=== DIRECTIVE ===
Quote only the lines from the one containing "Extract all readable text from this page." through the final line, both included, and omit the pictures.

=== DATASET ===

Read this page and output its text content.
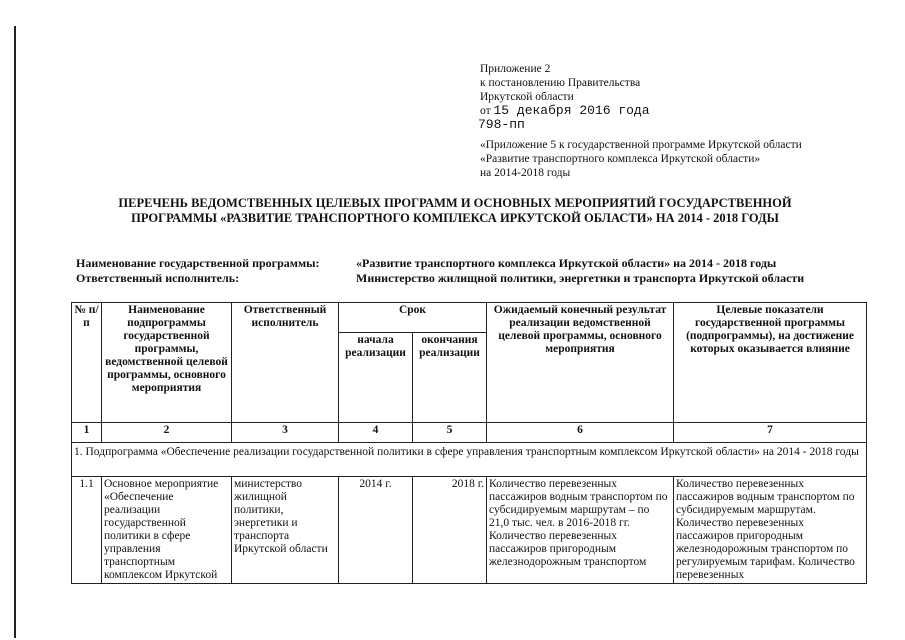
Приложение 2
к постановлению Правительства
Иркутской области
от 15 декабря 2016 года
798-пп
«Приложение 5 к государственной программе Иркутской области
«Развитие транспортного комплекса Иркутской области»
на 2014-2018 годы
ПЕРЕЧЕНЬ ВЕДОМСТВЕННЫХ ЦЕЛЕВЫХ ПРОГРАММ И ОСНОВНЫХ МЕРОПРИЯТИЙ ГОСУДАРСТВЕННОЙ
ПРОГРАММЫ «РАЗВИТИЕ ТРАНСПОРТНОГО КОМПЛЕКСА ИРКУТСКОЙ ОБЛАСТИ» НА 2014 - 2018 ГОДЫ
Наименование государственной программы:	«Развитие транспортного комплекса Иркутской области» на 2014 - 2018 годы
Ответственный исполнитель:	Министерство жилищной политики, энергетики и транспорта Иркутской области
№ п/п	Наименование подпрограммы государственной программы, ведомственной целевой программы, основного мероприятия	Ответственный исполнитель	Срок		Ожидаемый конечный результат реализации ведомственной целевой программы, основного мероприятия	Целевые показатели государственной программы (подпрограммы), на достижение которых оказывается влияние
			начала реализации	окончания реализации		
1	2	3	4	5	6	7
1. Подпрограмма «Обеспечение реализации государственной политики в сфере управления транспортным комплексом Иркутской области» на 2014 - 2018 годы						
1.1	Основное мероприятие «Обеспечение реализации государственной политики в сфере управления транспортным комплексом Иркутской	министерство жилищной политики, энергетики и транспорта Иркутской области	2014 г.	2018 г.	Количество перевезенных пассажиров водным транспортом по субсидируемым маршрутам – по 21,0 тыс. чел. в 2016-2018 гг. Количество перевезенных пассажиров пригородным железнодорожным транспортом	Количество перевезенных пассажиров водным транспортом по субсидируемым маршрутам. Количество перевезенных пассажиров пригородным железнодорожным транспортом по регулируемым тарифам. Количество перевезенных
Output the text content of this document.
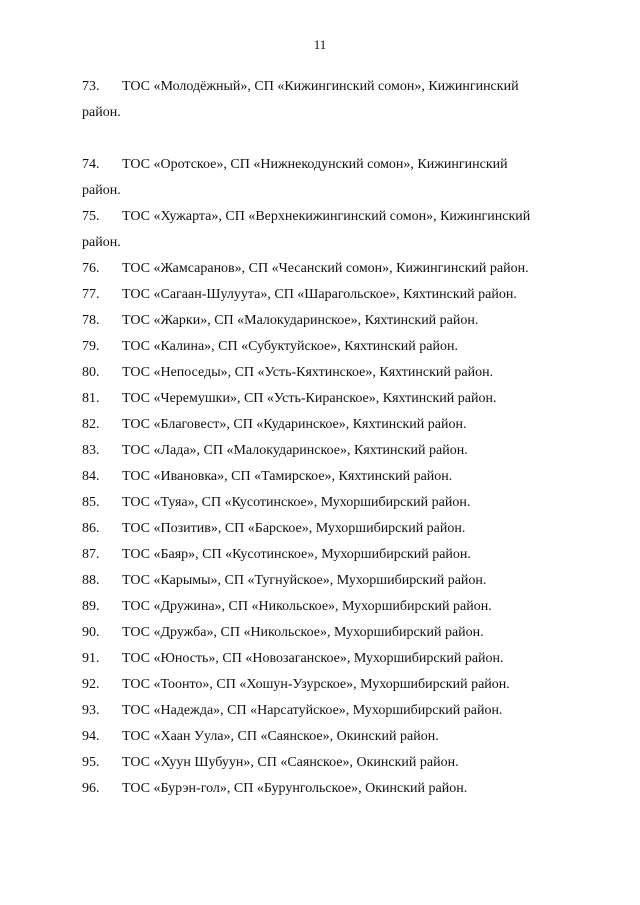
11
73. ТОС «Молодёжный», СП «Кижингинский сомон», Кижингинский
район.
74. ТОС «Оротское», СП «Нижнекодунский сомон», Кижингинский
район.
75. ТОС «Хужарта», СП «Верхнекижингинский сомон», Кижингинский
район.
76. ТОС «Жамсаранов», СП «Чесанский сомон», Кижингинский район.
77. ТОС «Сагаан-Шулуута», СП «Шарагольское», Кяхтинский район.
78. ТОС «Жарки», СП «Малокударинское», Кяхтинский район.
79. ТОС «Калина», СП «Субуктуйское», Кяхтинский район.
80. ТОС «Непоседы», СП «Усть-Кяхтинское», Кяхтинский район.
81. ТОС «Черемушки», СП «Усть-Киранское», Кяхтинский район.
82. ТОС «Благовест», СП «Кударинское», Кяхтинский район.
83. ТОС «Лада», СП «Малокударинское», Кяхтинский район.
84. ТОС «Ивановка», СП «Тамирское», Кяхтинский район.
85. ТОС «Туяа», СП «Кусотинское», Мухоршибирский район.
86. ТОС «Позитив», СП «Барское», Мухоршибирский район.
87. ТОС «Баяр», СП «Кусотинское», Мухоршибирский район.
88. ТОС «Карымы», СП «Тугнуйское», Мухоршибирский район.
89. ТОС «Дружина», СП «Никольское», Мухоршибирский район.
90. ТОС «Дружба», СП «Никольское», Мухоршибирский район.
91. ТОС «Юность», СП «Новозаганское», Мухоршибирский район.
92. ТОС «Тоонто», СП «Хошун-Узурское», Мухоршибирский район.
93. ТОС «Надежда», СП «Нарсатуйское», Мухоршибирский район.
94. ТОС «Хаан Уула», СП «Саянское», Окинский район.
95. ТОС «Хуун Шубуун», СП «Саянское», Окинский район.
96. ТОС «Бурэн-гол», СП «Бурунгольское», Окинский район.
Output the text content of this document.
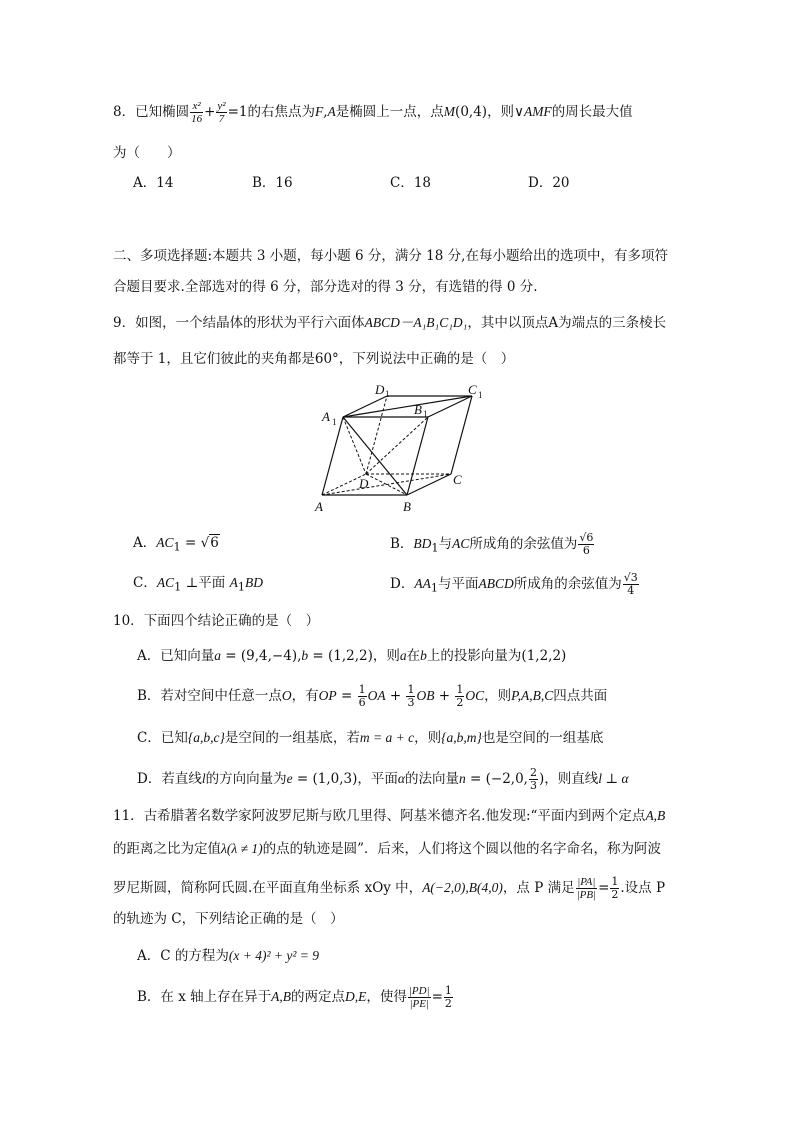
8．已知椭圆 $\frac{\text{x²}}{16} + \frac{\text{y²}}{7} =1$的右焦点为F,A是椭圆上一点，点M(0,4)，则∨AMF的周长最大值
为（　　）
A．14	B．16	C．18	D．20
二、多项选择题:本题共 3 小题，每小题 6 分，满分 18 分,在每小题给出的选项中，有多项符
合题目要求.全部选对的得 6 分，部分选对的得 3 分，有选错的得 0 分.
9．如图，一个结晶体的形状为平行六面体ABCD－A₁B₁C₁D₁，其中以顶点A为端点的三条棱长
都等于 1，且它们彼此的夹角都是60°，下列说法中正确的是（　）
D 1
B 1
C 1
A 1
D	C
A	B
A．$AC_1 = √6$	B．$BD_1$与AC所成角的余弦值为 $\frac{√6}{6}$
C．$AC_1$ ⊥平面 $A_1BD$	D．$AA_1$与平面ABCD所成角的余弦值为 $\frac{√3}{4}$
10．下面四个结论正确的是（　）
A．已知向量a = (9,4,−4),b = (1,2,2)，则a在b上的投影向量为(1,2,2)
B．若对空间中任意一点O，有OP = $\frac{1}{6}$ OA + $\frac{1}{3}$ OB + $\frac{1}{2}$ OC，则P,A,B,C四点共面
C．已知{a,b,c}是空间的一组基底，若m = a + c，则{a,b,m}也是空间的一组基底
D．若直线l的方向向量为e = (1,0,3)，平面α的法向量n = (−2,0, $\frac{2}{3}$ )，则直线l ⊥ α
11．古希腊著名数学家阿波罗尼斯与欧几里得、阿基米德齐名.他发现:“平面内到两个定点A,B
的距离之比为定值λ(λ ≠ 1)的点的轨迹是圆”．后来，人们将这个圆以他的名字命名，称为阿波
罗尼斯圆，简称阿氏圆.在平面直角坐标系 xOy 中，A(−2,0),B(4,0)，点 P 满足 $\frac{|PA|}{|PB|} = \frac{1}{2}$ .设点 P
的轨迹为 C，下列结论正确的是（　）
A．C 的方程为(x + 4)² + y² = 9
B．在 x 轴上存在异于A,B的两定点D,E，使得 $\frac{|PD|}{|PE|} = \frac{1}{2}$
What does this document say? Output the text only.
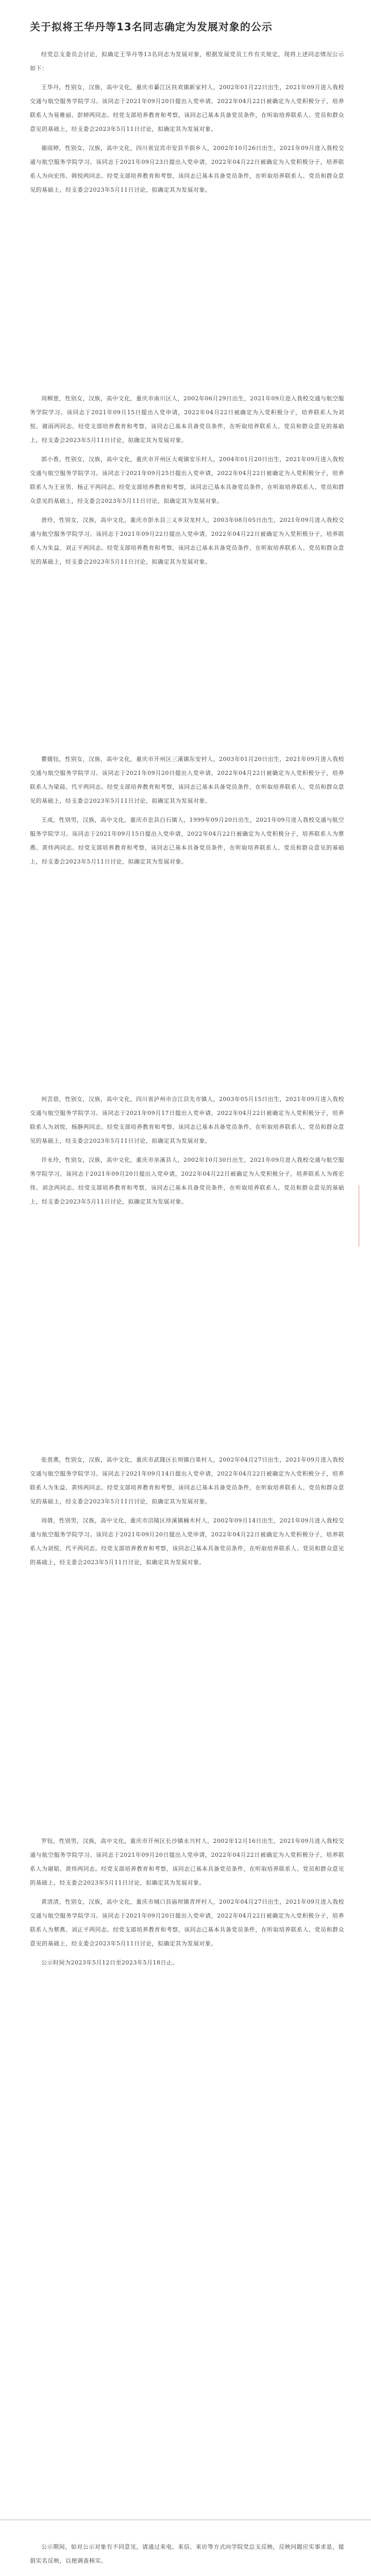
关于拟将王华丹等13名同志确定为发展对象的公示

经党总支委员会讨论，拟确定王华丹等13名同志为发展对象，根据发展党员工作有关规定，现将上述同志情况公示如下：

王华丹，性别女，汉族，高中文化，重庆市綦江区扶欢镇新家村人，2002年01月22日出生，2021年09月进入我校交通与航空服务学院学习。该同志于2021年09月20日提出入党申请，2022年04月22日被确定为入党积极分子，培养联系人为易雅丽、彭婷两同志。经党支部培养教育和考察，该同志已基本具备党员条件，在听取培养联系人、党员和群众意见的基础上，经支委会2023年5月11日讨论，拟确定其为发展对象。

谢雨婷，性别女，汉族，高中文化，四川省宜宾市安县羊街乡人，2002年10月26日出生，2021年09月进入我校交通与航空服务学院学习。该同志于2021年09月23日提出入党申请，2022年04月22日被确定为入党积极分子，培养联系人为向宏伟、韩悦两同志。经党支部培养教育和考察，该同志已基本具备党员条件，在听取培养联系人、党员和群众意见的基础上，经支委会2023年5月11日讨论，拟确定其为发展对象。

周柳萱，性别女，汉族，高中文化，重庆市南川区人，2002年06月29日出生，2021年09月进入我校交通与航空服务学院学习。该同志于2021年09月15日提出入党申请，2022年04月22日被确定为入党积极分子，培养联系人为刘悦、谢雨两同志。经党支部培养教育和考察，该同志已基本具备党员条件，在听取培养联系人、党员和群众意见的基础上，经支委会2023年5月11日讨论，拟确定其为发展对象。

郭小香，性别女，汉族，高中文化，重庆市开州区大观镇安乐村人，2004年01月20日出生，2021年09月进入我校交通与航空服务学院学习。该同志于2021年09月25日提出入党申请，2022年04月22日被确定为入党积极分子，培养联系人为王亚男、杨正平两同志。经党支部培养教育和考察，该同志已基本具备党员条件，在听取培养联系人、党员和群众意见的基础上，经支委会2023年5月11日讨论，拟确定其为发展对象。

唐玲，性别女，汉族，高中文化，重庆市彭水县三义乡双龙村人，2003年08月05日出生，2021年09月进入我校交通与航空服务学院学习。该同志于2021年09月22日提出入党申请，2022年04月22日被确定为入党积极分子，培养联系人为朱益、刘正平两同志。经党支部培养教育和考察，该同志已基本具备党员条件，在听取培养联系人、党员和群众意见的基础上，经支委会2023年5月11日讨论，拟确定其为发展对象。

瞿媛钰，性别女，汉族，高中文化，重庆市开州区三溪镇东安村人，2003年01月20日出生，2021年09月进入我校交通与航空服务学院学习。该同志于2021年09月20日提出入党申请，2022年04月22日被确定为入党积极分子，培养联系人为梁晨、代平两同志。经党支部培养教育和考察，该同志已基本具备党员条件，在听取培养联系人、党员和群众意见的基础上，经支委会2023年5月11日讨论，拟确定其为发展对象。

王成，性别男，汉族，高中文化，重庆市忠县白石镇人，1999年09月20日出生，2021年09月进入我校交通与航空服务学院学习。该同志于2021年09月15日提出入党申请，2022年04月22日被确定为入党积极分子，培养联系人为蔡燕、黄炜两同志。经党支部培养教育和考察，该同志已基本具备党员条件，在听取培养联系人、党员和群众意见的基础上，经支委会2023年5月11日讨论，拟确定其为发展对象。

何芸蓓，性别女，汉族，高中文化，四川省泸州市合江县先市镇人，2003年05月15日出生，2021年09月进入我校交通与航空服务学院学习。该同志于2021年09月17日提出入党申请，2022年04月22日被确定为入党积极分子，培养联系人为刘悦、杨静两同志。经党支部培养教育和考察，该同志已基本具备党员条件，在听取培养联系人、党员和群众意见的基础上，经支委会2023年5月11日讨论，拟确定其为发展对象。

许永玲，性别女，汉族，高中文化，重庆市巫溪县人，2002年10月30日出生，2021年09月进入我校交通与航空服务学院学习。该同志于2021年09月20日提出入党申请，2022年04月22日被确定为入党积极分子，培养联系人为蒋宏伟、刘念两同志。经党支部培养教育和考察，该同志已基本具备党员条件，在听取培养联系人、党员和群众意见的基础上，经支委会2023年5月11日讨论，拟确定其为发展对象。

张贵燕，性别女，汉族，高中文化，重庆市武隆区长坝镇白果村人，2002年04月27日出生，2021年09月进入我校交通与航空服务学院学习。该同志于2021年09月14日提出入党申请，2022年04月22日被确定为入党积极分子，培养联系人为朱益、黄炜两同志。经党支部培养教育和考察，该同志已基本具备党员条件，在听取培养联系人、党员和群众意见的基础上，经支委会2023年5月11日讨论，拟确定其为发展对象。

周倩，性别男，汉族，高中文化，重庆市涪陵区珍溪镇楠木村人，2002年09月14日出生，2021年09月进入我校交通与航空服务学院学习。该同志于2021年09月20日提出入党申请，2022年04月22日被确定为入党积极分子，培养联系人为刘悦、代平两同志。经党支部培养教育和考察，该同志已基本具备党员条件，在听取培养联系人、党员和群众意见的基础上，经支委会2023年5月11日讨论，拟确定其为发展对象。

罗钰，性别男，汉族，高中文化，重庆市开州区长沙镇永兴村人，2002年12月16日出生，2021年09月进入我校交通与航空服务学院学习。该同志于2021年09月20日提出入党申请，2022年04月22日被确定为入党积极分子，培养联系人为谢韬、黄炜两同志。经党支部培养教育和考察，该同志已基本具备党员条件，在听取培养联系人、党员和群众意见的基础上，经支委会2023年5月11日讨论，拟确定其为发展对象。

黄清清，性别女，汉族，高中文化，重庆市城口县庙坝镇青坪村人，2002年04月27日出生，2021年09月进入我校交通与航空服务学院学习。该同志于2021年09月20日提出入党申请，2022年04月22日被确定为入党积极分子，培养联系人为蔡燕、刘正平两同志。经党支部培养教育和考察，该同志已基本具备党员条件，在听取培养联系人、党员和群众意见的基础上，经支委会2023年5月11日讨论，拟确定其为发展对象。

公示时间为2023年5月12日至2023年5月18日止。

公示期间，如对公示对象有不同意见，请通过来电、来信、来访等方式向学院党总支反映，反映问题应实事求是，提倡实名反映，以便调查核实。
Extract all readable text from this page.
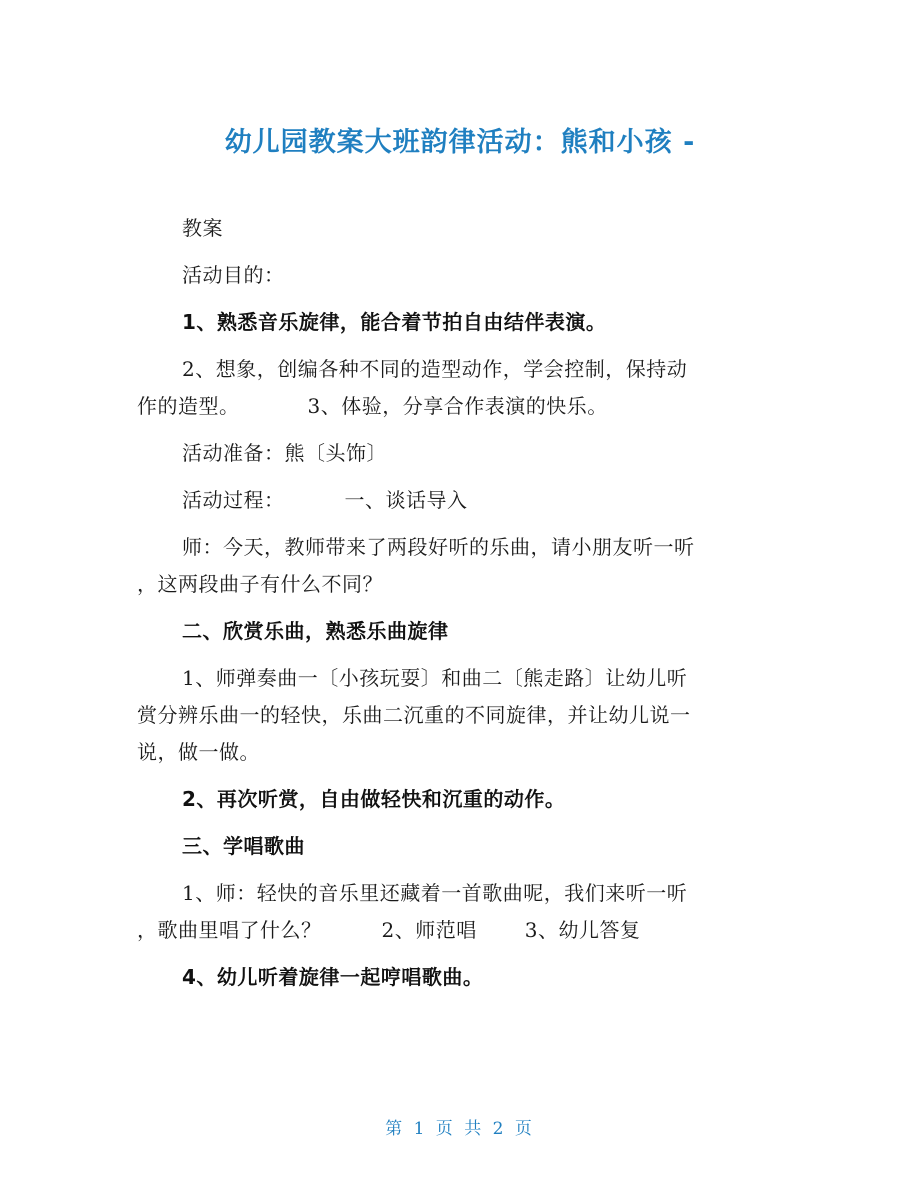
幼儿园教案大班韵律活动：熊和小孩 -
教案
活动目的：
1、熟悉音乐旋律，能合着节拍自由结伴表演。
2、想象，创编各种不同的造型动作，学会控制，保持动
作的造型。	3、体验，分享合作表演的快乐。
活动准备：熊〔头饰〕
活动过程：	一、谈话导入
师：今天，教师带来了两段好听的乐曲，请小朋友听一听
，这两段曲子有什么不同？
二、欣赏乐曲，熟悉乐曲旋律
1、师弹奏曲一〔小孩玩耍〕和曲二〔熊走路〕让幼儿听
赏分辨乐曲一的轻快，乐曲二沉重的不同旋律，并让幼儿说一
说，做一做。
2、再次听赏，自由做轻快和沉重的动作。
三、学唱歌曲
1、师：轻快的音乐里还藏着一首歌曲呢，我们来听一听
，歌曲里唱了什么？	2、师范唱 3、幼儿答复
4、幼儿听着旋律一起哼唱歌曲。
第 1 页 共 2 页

=== RESULT OF THE TASK ===
Extract all readable text from this page.
幼儿园教案大班韵律活动：熊和小孩 -
教案
活动目的：
1、熟悉音乐旋律，能合着节拍自由结伴表演。
2、想象，创编各种不同的造型动作，学会控制，保持动
作的造型。	3、体验，分享合作表演的快乐。
活动准备：熊〔头饰〕
活动过程：	一、谈话导入
师：今天，教师带来了两段好听的乐曲，请小朋友听一听
，这两段曲子有什么不同？
二、欣赏乐曲，熟悉乐曲旋律
1、师弹奏曲一〔小孩玩耍〕和曲二〔熊走路〕让幼儿听
赏分辨乐曲一的轻快，乐曲二沉重的不同旋律，并让幼儿说一
说，做一做。
2、再次听赏，自由做轻快和沉重的动作。
三、学唱歌曲
1、师：轻快的音乐里还藏着一首歌曲呢，我们来听一听
，歌曲里唱了什么？	2、师范唱 3、幼儿答复
4、幼儿听着旋律一起哼唱歌曲。
第 1 页 共 2 页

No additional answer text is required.